▶ YOUR INSTRUCTIONS
Copy every line of the entries that includes the word "水消費原単位".

# # # # # # #

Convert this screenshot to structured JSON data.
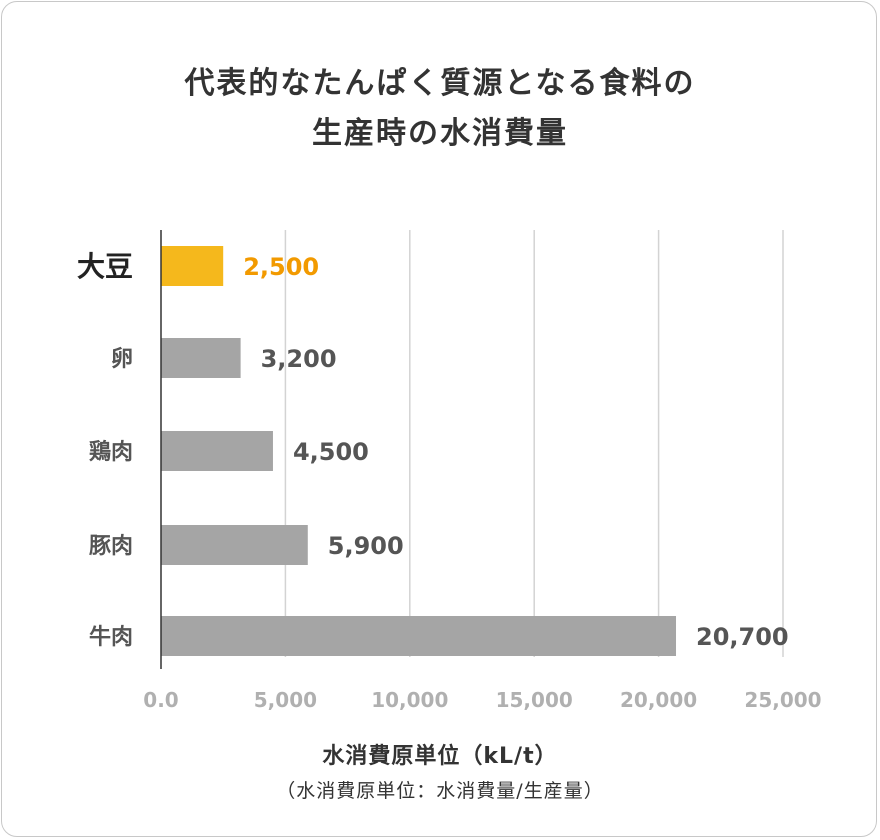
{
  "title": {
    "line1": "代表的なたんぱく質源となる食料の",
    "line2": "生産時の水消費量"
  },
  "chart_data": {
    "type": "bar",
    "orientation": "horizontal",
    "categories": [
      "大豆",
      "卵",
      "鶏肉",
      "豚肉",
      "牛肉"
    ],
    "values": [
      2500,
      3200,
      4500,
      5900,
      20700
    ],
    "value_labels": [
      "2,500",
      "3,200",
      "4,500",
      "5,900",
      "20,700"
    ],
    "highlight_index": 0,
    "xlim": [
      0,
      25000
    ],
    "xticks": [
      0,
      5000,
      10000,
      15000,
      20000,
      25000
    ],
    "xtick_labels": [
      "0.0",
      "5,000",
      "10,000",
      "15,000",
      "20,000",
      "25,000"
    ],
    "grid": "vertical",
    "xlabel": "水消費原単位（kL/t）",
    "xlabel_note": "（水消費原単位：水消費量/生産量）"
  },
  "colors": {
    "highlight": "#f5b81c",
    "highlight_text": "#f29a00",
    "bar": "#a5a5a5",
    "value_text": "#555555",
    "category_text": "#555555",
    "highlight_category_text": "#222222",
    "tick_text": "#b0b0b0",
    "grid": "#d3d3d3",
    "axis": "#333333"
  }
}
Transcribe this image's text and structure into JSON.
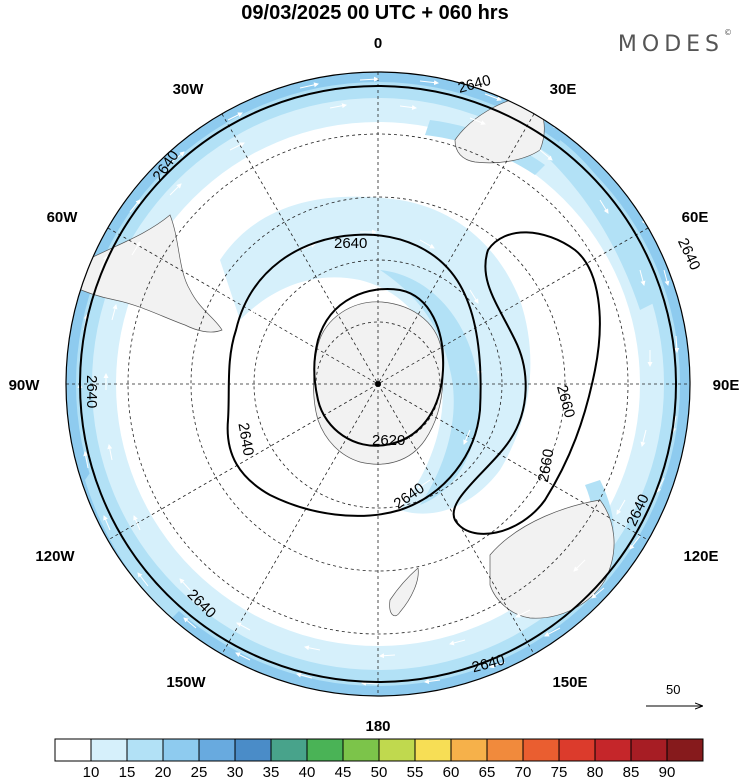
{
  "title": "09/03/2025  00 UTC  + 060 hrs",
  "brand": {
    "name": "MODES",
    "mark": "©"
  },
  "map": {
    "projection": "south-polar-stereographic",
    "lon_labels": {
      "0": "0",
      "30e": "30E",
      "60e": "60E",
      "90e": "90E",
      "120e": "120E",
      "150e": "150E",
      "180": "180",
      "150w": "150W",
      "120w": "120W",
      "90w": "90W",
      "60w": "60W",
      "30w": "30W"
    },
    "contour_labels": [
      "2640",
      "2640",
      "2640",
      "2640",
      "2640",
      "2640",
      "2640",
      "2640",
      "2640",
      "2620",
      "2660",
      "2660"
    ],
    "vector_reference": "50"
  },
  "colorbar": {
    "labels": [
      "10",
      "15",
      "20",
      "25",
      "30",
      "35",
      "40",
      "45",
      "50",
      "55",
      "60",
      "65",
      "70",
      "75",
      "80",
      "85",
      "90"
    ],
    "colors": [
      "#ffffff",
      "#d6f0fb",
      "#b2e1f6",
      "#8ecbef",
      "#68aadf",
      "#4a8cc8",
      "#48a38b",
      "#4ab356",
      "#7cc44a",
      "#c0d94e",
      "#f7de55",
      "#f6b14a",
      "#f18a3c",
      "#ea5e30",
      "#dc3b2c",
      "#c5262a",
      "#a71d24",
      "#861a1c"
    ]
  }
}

# # # # # # #

▶ REPLY TO THE TASK
    "xlabel": "水消費原単位（kL/t）",
    "xlabel_note": "（水消費原単位：水消費量/生産量）"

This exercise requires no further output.